= Stated task =
Images should be left out, and everything else in the listing reproduced exactly.

[Dataset rows]
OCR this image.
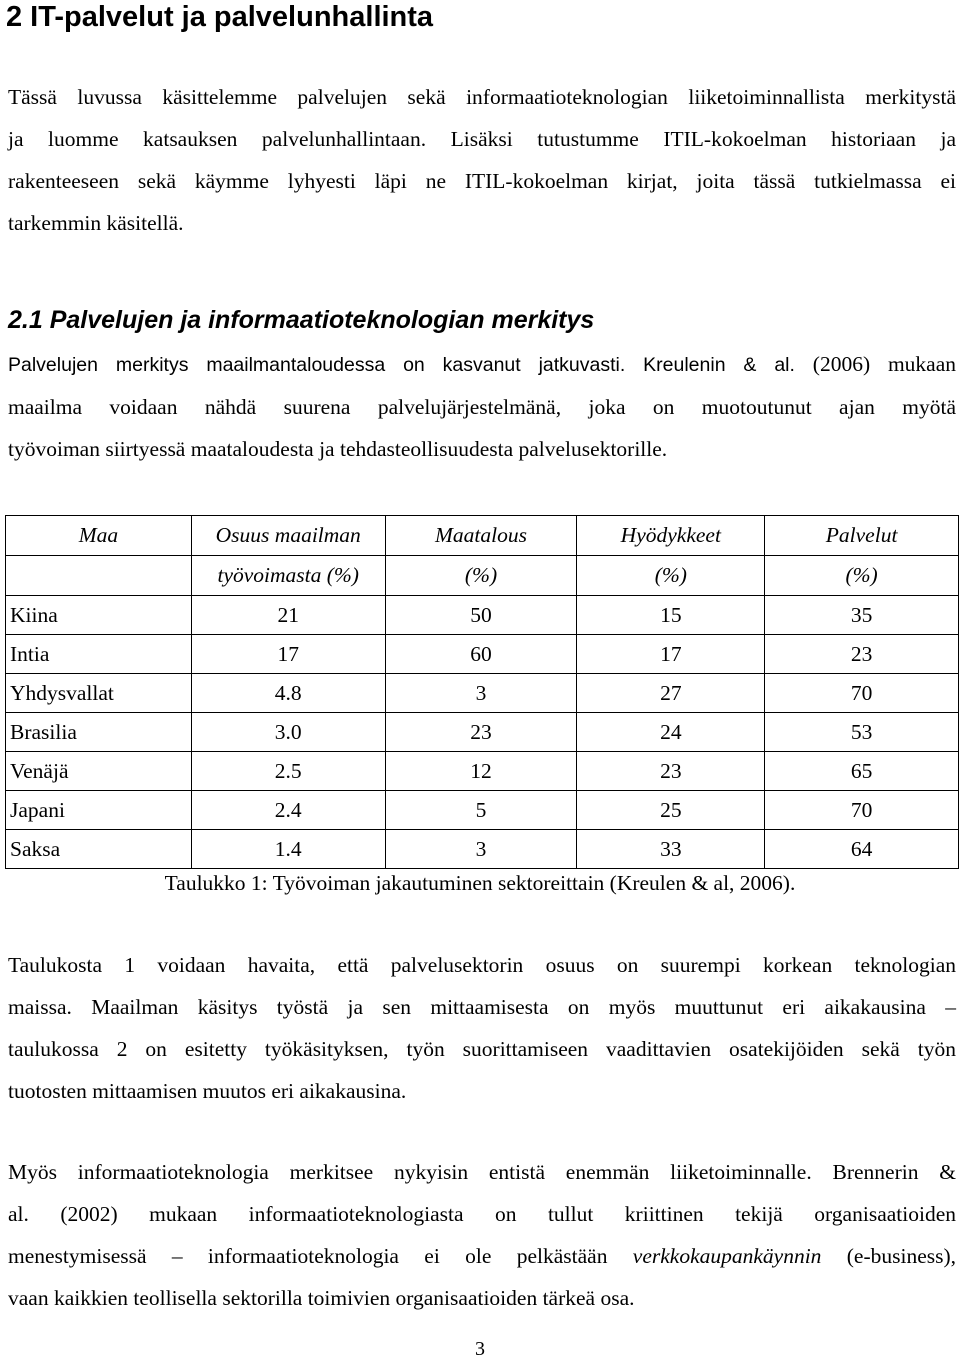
2 IT-palvelut ja palvelunhallinta
Tässä luvussa käsittelemme palvelujen sekä informaatioteknologian liiketoiminnallista merkitystä
ja luomme katsauksen palvelunhallintaan. Lisäksi tutustumme ITIL-kokoelman historiaan ja
rakenteeseen sekä käymme lyhyesti läpi ne ITIL-kokoelman kirjat, joita tässä tutkielmassa ei
tarkemmin käsitellä.
2.1 Palvelujen ja informaatioteknologian merkitys
Palvelujen merkitys maailmantaloudessa on kasvanut jatkuvasti. Kreulenin & al. (2006) mukaan
maailma voidaan nähdä suurena palvelujärjestelmänä, joka on muotoutunut ajan myötä
työvoiman siirtyessä maataloudesta ja tehdasteollisuudesta palvelusektorille.
Maa	Osuus maailman	Maatalous	Hyödykkeet	Palvelut
	työvoimasta (%)	(%)	(%)	(%)
Kiina	21	50	15	35
Intia	17	60	17	23
Yhdysvallat	4.8	3	27	70
Brasilia	3.0	23	24	53
Venäjä	2.5	12	23	65
Japani	2.4	5	25	70
Saksa	1.4	3	33	64
Taulukko 1: Työvoiman jakautuminen sektoreittain (Kreulen & al, 2006).
Taulukosta 1 voidaan havaita, että palvelusektorin osuus on suurempi korkean teknologian
maissa. Maailman käsitys työstä ja sen mittaamisesta on myös muuttunut eri aikakausina –
taulukossa 2 on esitetty työkäsityksen, työn suorittamiseen vaadittavien osatekijöiden sekä työn
tuotosten mittaamisen muutos eri aikakausina.
Myös informaatioteknologia merkitsee nykyisin entistä enemmän liiketoiminnalle. Brennerin &
al. (2002) mukaan informaatioteknologiasta on tullut kriittinen tekijä organisaatioiden
menestymisessä – informaatioteknologia ei ole pelkästään verkkokaupankäynnin (e-business),
vaan kaikkien teollisella sektorilla toimivien organisaatioiden tärkeä osa.
3
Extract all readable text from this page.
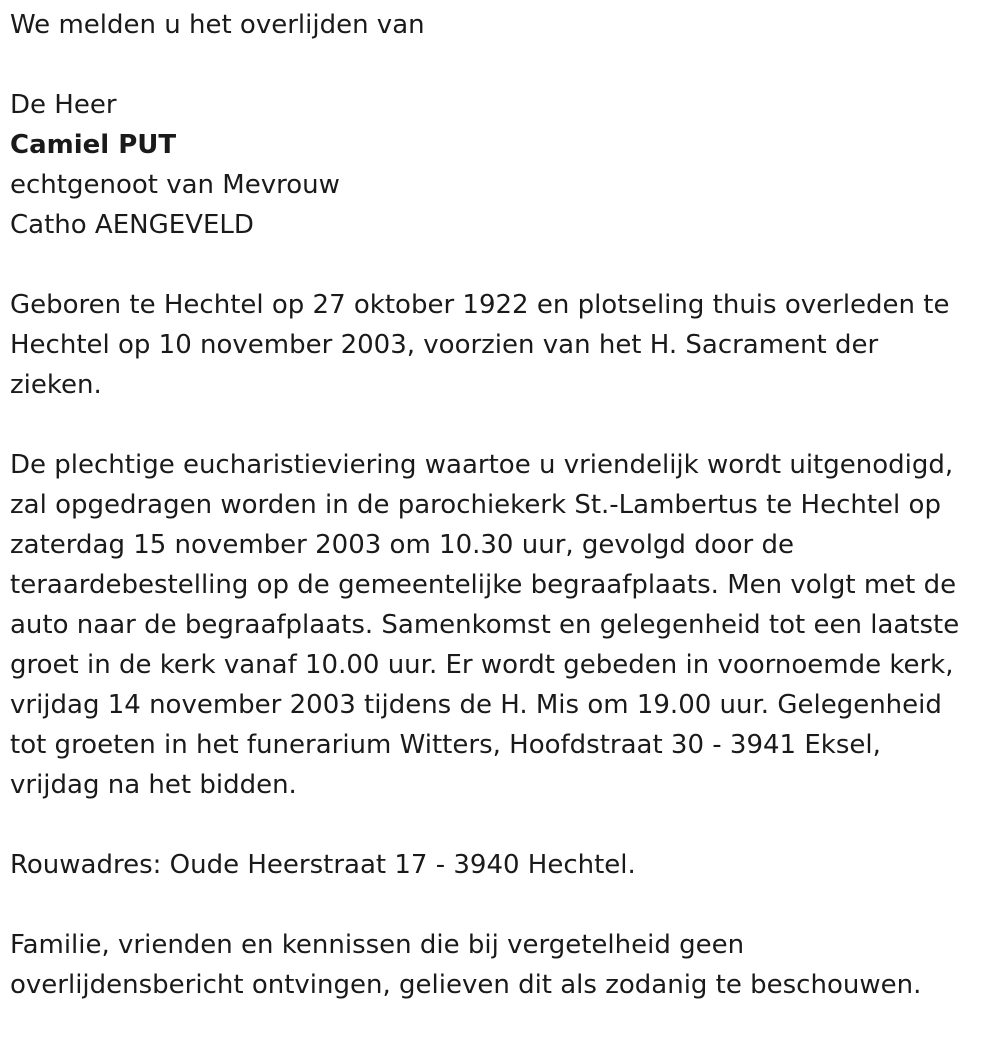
We melden u het overlijden van
De Heer
Camiel PUT
echtgenoot van Mevrouw
Catho AENGEVELD
Geboren te Hechtel op 27 oktober 1922 en plotseling thuis overleden te
Hechtel op 10 november 2003, voorzien van het H. Sacrament der
zieken.
De plechtige eucharistieviering waartoe u vriendelijk wordt uitgenodigd,
zal opgedragen worden in de parochiekerk St.-Lambertus te Hechtel op
zaterdag 15 november 2003 om 10.30 uur, gevolgd door de
teraardebestelling op de gemeentelijke begraafplaats. Men volgt met de
auto naar de begraafplaats. Samenkomst en gelegenheid tot een laatste
groet in de kerk vanaf 10.00 uur. Er wordt gebeden in voornoemde kerk,
vrijdag 14 november 2003 tijdens de H. Mis om 19.00 uur. Gelegenheid
tot groeten in het funerarium Witters, Hoofdstraat 30 - 3941 Eksel,
vrijdag na het bidden.
Rouwadres: Oude Heerstraat 17 - 3940 Hechtel.
Familie, vrienden en kennissen die bij vergetelheid geen
overlijdensbericht ontvingen, gelieven dit als zodanig te beschouwen.
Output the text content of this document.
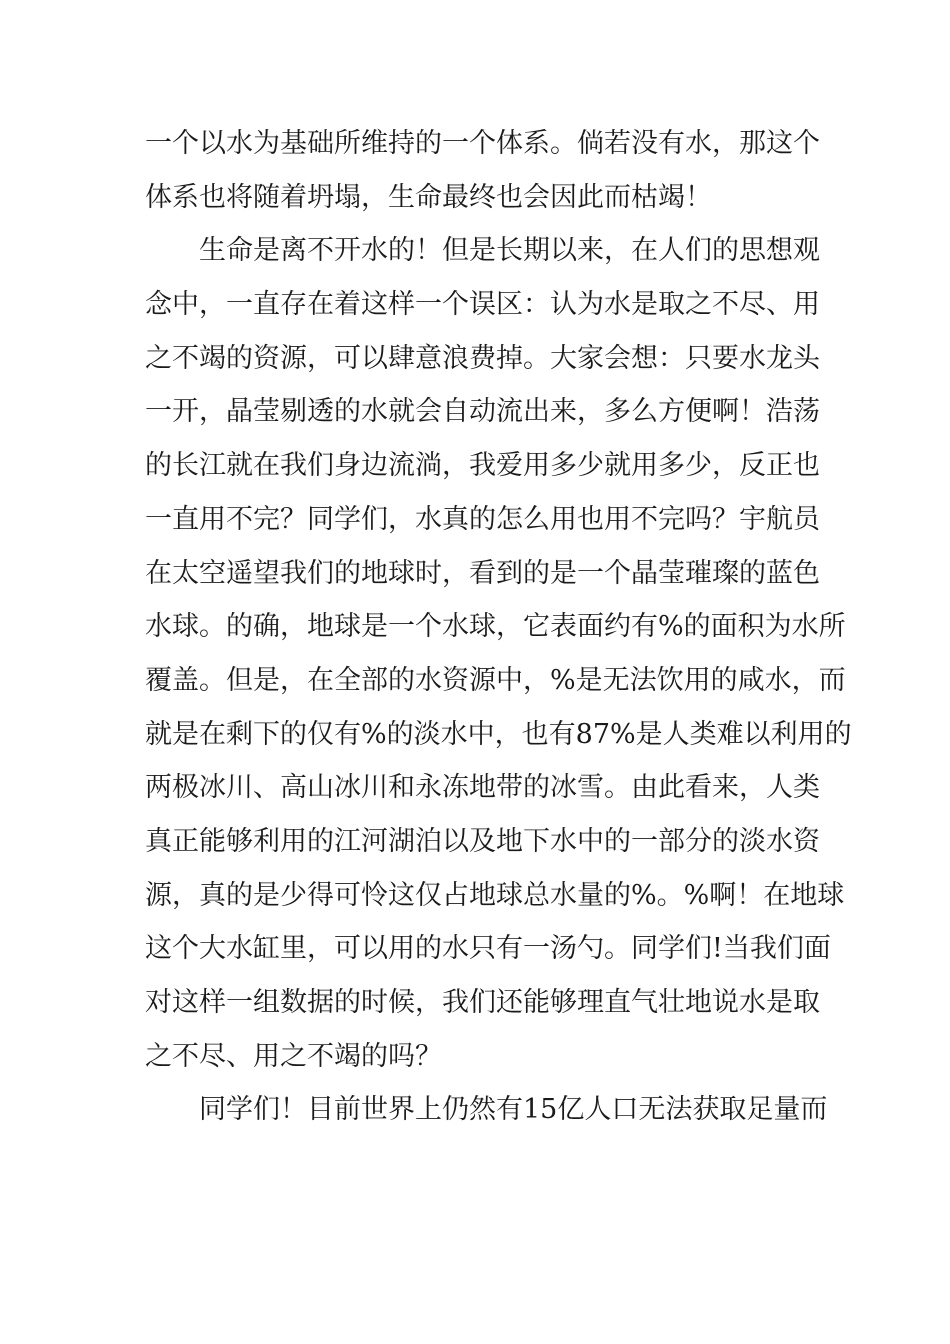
一个以水为基础所维持的一个体系。倘若没有水，那这个
体系也将随着坍塌，生命最终也会因此而枯竭！
生命是离不开水的！但是长期以来，在人们的思想观
念中，一直存在着这样一个误区：认为水是取之不尽、用
之不竭的资源，可以肆意浪费掉。大家会想：只要水龙头
一开，晶莹剔透的水就会自动流出来，多么方便啊！浩荡
的长江就在我们身边流淌，我爱用多少就用多少，反正也
一直用不完？同学们，水真的怎么用也用不完吗？宇航员
在太空遥望我们的地球时，看到的是一个晶莹璀璨的蓝色
水球。的确，地球是一个水球，它表面约有%的面积为水所
覆盖。但是，在全部的水资源中，%是无法饮用的咸水，而
就是在剩下的仅有%的淡水中，也有87%是人类难以利用的
两极冰川、高山冰川和永冻地带的冰雪。由此看来，人类
真正能够利用的江河湖泊以及地下水中的一部分的淡水资
源，真的是少得可怜这仅占地球总水量的%。%啊！在地球
这个大水缸里，可以用的水只有一汤勺。同学们!当我们面
对这样一组数据的时候，我们还能够理直气壮地说水是取
之不尽、用之不竭的吗？
同学们！目前世界上仍然有15亿人口无法获取足量而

= Result below =
OCR this image.
2 IT-palvelut ja palvelunhallinta
Tässä luvussa käsittelemme palvelujen sekä informaatioteknologian liiketoiminnallista merkitystä
ja luomme katsauksen palvelunhallintaan. Lisäksi tutustumme ITIL-kokoelman historiaan ja
rakenteeseen sekä käymme lyhyesti läpi ne ITIL-kokoelman kirjat, joita tässä tutkielmassa ei
tarkemmin käsitellä.
2.1 Palvelujen ja informaatioteknologian merkitys
Palvelujen merkitys maailmantaloudessa on kasvanut jatkuvasti. Kreulenin & al. (2006) mukaan
maailma voidaan nähdä suurena palvelujärjestelmänä, joka on muotoutunut ajan myötä
työvoiman siirtyessä maataloudesta ja tehdasteollisuudesta palvelusektorille.
Maa	Osuus maailman	Maatalous	Hyödykkeet	Palvelut
	työvoimasta (%)	(%)	(%)	(%)
Kiina	21	50	15	35
Intia	17	60	17	23
Yhdysvallat	4.8	3	27	70
Brasilia	3.0	23	24	53
Venäjä	2.5	12	23	65
Japani	2.4	5	25	70
Saksa	1.4	3	33	64
Taulukko 1: Työvoiman jakautuminen sektoreittain (Kreulen & al, 2006).
Taulukosta 1 voidaan havaita, että palvelusektorin osuus on suurempi korkean teknologian
maissa. Maailman käsitys työstä ja sen mittaamisesta on myös muuttunut eri aikakausina –
taulukossa 2 on esitetty työkäsityksen, työn suorittamiseen vaadittavien osatekijöiden sekä työn
tuotosten mittaamisen muutos eri aikakausina.
Myös informaatioteknologia merkitsee nykyisin entistä enemmän liiketoiminnalle. Brennerin &
al. (2002) mukaan informaatioteknologiasta on tullut kriittinen tekijä organisaatioiden
menestymisessä – informaatioteknologia ei ole pelkästään verkkokaupankäynnin (e-business),
vaan kaikkien teollisella sektorilla toimivien organisaatioiden tärkeä osa.
3
Extract all readable text from this page.
We melden u het overlijden van
De Heer
Camiel PUT
echtgenoot van Mevrouw
Catho AENGEVELD
Geboren te Hechtel op 27 oktober 1922 en plotseling thuis overleden te
Hechtel op 10 november 2003, voorzien van het H. Sacrament der
zieken.
De plechtige eucharistieviering waartoe u vriendelijk wordt uitgenodigd,
zal opgedragen worden in de parochiekerk St.-Lambertus te Hechtel op
zaterdag 15 november 2003 om 10.30 uur, gevolgd door de
teraardebestelling op de gemeentelijke begraafplaats. Men volgt met de
auto naar de begraafplaats. Samenkomst en gelegenheid tot een laatste
groet in de kerk vanaf 10.00 uur. Er wordt gebeden in voornoemde kerk,
vrijdag 14 november 2003 tijdens de H. Mis om 19.00 uur. Gelegenheid
tot groeten in het funerarium Witters, Hoofdstraat 30 - 3941 Eksel,
vrijdag na het bidden.
Rouwadres: Oude Heerstraat 17 - 3940 Hechtel.
Familie, vrienden en kennissen die bij vergetelheid geen
overlijdensbericht ontvingen, gelieven dit als zodanig te beschouwen.
Output the text content of this document.
一个以水为基础所维持的一个体系。倘若没有水，那这个
体系也将随着坍塌，生命最终也会因此而枯竭！
生命是离不开水的！但是长期以来，在人们的思想观
念中，一直存在着这样一个误区：认为水是取之不尽、用
之不竭的资源，可以肆意浪费掉。大家会想：只要水龙头
一开，晶莹剔透的水就会自动流出来，多么方便啊！浩荡
的长江就在我们身边流淌，我爱用多少就用多少，反正也
一直用不完？同学们，水真的怎么用也用不完吗？宇航员
在太空遥望我们的地球时，看到的是一个晶莹璀璨的蓝色
水球。的确，地球是一个水球，它表面约有%的面积为水所
覆盖。但是，在全部的水资源中，%是无法饮用的咸水，而
就是在剩下的仅有%的淡水中，也有87%是人类难以利用的
两极冰川、高山冰川和永冻地带的冰雪。由此看来，人类
真正能够利用的江河湖泊以及地下水中的一部分的淡水资
源，真的是少得可怜这仅占地球总水量的%。%啊！在地球
这个大水缸里，可以用的水只有一汤勺。同学们!当我们面
对这样一组数据的时候，我们还能够理直气壮地说水是取
之不尽、用之不竭的吗？
同学们！目前世界上仍然有15亿人口无法获取足量而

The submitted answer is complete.